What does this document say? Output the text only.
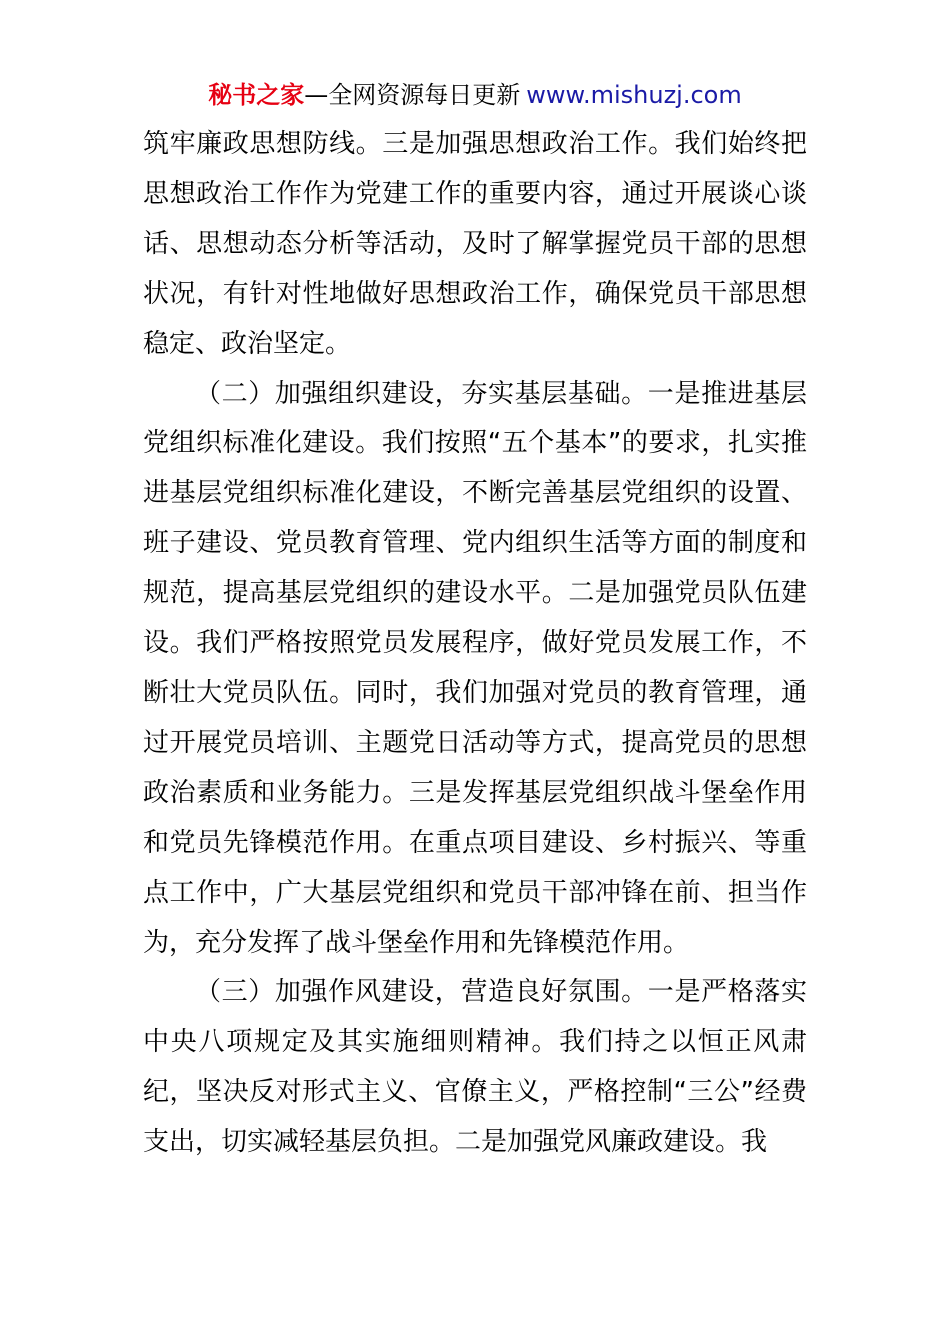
秘书之家—全网资源每日更新 www.mishuzj.com

筑牢廉政思想防线。三是加强思想政治工作。我们始终把思想政治工作作为党建工作的重要内容，通过开展谈心谈话、思想动态分析等活动，及时了解掌握党员干部的思想状况，有针对性地做好思想政治工作，确保党员干部思想稳定、政治坚定。

（二）加强组织建设，夯实基层基础。一是推进基层党组织标准化建设。我们按照“五个基本”的要求，扎实推进基层党组织标准化建设，不断完善基层党组织的设置、班子建设、党员教育管理、党内组织生活等方面的制度和规范，提高基层党组织的建设水平。二是加强党员队伍建设。我们严格按照党员发展程序，做好党员发展工作，不断壮大党员队伍。同时，我们加强对党员的教育管理，通过开展党员培训、主题党日活动等方式，提高党员的思想政治素质和业务能力。三是发挥基层党组织战斗堡垒作用和党员先锋模范作用。在重点项目建设、乡村振兴、等重点工作中，广大基层党组织和党员干部冲锋在前、担当作为，充分发挥了战斗堡垒作用和先锋模范作用。

（三）加强作风建设，营造良好氛围。一是严格落实中央八项规定及其实施细则精神。我们持之以恒正风肃纪，坚决反对形式主义、官僚主义，严格控制“三公”经费支出，切实减轻基层负担。二是加强党风廉政建设。我
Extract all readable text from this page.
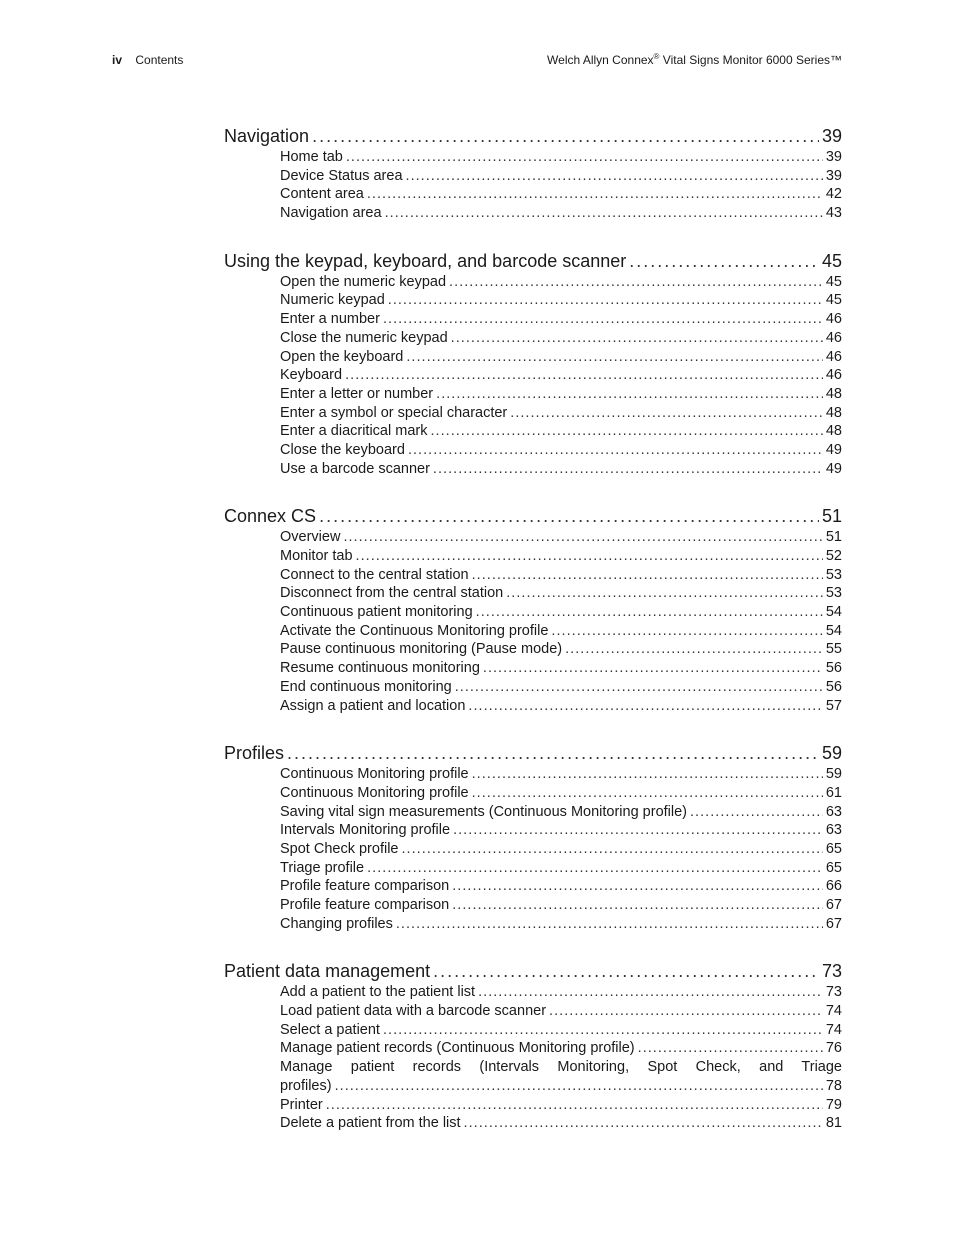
iv Contents	Welch Allyn Connex® Vital Signs Monitor 6000 Series™
Navigation . . .	39
Home tab . . .	39
Device Status area . . .	39
Content area . . .	42
Navigation area . . .	43
Using the keypad, keyboard, and barcode scanner . . .	45
Open the numeric keypad . . .	45
Numeric keypad . . .	45
Enter a number . . .	46
Close the numeric keypad . . .	46
Open the keyboard . . .	46
Keyboard . . .	46
Enter a letter or number . . .	48
Enter a symbol or special character . . .	48
Enter a diacritical mark . . .	48
Close the keyboard . . .	49
Use a barcode scanner . . .	49
Connex CS . . .	51
Overview . . .	51
Monitor tab . . .	52
Connect to the central station . . .	53
Disconnect from the central station . . .	53
Continuous patient monitoring . . .	54
Activate the Continuous Monitoring profile . . .	54
Pause continuous monitoring (Pause mode) . . .	55
Resume continuous monitoring . . .	56
End continuous monitoring . . .	56
Assign a patient and location . . .	57
Profiles . . .	59
Continuous Monitoring profile . . .	59
Continuous Monitoring profile . . .	61
Saving vital sign measurements (Continuous Monitoring profile) . . .	63
Intervals Monitoring profile . . .	63
Spot Check profile . . .	65
Triage profile . . .	65
Profile feature comparison . . .	66
Profile feature comparison . . .	67
Changing profiles . . .	67
Patient data management . . .	73
Add a patient to the patient list . . .	73
Load patient data with a barcode scanner . . .	74
Select a patient . . .	74
Manage patient records (Continuous Monitoring profile) . . .	76
Manage patient records (Intervals Monitoring, Spot Check, and Triage
profiles) . . .	78
Printer . . .	79
Delete a patient from the list . . .	81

------------------------------

▶ **Task to complete**: Copy out all the data exactly; skip the pictures.

▶ **Result of this task**:
What does this document say? Output the text only.
秘书之家—全网资源每日更新 www.mishuzj.com

筑牢廉政思想防线。三是加强思想政治工作。我们始终把思想政治工作作为党建工作的重要内容，通过开展谈心谈话、思想动态分析等活动，及时了解掌握党员干部的思想状况，有针对性地做好思想政治工作，确保党员干部思想稳定、政治坚定。

（二）加强组织建设，夯实基层基础。一是推进基层党组织标准化建设。我们按照“五个基本”的要求，扎实推进基层党组织标准化建设，不断完善基层党组织的设置、班子建设、党员教育管理、党内组织生活等方面的制度和规范，提高基层党组织的建设水平。二是加强党员队伍建设。我们严格按照党员发展程序，做好党员发展工作，不断壮大党员队伍。同时，我们加强对党员的教育管理，通过开展党员培训、主题党日活动等方式，提高党员的思想政治素质和业务能力。三是发挥基层党组织战斗堡垒作用和党员先锋模范作用。在重点项目建设、乡村振兴、等重点工作中，广大基层党组织和党员干部冲锋在前、担当作为，充分发挥了战斗堡垒作用和先锋模范作用。

（三）加强作风建设，营造良好氛围。一是严格落实中央八项规定及其实施细则精神。我们持之以恒正风肃纪，坚决反对形式主义、官僚主义，严格控制“三公”经费支出，切实减轻基层负担。二是加强党风廉政建设。我
Extract all readable text from this page.
iv Contents	Welch Allyn Connex® Vital Signs Monitor 6000 Series™
Navigation . . .	39
Home tab . . .	39
Device Status area . . .	39
Content area . . .	42
Navigation area . . .	43
Using the keypad, keyboard, and barcode scanner . . .	45
Open the numeric keypad . . .	45
Numeric keypad . . .	45
Enter a number . . .	46
Close the numeric keypad . . .	46
Open the keyboard . . .	46
Keyboard . . .	46
Enter a letter or number . . .	48
Enter a symbol or special character . . .	48
Enter a diacritical mark . . .	48
Close the keyboard . . .	49
Use a barcode scanner . . .	49
Connex CS . . .	51
Overview . . .	51
Monitor tab . . .	52
Connect to the central station . . .	53
Disconnect from the central station . . .	53
Continuous patient monitoring . . .	54
Activate the Continuous Monitoring profile . . .	54
Pause continuous monitoring (Pause mode) . . .	55
Resume continuous monitoring . . .	56
End continuous monitoring . . .	56
Assign a patient and location . . .	57
Profiles . . .	59
Continuous Monitoring profile . . .	59
Continuous Monitoring profile . . .	61
Saving vital sign measurements (Continuous Monitoring profile) . . .	63
Intervals Monitoring profile . . .	63
Spot Check profile . . .	65
Triage profile . . .	65
Profile feature comparison . . .	66
Profile feature comparison . . .	67
Changing profiles . . .	67
Patient data management . . .	73
Add a patient to the patient list . . .	73
Load patient data with a barcode scanner . . .	74
Select a patient . . .	74
Manage patient records (Continuous Monitoring profile) . . .	76
Manage patient records (Intervals Monitoring, Spot Check, and Triage
profiles) . . .	78
Printer . . .	79
Delete a patient from the list . . .	81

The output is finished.